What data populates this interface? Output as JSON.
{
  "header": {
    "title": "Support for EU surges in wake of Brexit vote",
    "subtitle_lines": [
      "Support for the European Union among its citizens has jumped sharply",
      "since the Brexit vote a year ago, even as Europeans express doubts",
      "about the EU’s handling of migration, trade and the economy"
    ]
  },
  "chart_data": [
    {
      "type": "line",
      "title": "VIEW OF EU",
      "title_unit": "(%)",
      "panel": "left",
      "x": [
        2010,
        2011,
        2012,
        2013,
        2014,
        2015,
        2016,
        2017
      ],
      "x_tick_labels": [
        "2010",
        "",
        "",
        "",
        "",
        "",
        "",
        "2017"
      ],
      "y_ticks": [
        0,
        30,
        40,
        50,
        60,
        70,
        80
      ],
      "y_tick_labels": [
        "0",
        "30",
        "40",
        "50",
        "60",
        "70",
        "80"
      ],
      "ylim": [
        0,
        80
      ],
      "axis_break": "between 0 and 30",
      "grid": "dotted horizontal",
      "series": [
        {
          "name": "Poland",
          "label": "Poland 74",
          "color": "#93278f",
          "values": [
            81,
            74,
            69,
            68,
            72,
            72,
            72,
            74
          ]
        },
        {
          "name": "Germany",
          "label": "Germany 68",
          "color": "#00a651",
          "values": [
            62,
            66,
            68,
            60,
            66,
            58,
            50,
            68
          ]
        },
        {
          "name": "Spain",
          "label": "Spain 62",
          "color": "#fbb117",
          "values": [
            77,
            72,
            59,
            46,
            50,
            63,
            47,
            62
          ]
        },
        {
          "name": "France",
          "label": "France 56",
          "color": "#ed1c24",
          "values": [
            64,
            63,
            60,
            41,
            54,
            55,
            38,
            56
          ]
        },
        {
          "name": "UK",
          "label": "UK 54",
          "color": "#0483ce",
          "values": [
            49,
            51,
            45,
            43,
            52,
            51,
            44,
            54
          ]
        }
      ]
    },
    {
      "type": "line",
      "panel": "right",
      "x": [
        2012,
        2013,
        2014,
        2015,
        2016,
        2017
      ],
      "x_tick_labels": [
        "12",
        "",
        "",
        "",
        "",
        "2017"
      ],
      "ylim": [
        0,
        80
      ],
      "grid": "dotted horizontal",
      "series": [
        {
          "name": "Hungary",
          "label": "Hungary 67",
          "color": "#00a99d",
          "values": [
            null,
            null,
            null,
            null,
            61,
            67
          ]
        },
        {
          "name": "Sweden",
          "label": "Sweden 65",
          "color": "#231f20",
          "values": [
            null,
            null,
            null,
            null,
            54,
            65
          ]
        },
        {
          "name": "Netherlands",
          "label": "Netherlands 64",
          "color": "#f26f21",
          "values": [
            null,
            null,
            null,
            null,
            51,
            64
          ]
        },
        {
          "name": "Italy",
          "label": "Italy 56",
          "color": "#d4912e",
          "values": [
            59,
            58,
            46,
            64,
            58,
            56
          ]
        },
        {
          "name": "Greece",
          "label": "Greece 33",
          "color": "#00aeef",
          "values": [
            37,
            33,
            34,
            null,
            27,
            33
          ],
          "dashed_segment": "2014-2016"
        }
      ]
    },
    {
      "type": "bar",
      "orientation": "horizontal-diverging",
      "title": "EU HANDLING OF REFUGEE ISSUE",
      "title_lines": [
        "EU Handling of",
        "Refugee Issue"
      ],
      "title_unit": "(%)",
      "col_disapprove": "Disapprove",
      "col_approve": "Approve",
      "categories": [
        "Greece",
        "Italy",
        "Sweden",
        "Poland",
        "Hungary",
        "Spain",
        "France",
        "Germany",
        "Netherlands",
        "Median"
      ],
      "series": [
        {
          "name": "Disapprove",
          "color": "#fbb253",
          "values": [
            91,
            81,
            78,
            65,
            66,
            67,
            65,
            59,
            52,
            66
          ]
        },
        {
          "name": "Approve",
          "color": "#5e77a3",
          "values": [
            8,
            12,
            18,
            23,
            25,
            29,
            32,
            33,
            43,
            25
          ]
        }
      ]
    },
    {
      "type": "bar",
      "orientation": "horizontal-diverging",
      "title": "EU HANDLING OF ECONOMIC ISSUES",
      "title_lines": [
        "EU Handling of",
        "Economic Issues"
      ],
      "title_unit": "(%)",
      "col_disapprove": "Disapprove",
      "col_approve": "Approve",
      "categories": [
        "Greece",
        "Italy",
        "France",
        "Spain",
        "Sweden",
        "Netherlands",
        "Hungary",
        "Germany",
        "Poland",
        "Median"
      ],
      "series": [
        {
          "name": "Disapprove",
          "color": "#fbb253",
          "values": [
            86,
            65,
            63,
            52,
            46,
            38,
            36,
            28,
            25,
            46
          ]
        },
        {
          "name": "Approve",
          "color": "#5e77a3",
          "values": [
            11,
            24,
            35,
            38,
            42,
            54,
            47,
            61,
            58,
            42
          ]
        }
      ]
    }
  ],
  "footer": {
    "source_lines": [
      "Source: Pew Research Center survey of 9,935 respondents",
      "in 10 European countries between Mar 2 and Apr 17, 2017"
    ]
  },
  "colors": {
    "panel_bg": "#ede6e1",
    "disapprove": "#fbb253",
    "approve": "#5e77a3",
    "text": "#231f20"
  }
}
═══
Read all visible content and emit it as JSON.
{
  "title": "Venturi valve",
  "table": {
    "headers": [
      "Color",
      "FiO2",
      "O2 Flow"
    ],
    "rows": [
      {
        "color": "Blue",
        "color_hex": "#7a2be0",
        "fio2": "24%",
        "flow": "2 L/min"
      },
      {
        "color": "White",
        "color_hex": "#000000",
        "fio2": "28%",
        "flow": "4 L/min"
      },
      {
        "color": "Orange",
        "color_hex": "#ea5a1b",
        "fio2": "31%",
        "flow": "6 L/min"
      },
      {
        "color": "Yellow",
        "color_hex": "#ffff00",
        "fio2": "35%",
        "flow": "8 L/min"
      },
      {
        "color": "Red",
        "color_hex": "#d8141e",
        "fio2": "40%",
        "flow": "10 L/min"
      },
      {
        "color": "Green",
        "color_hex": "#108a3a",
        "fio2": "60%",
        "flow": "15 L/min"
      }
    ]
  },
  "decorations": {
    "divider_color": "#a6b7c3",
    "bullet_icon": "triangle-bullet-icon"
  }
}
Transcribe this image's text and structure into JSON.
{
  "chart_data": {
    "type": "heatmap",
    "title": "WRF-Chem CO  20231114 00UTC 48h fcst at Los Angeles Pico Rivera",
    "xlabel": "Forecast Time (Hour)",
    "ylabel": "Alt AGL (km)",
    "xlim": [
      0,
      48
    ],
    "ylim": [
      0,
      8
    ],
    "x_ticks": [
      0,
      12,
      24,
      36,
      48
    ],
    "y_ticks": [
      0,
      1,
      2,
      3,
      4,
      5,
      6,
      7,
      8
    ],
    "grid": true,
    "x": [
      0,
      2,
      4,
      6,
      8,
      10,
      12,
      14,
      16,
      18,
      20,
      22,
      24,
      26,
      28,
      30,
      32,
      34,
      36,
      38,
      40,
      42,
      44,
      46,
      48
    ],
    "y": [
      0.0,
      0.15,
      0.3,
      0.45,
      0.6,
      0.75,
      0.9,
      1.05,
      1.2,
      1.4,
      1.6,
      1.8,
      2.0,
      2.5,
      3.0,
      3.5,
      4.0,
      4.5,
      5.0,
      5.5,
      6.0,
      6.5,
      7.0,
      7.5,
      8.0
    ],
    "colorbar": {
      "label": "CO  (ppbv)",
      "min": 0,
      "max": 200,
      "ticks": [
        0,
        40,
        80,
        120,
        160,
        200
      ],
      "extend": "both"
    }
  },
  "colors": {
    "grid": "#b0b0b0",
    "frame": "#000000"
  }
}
═══
Work to do: Copy each line of the records that contains the word "Italy".

Written solution:
          "name": "Italy",
          "label": "Italy 56",
        "Italy",
        "Italy",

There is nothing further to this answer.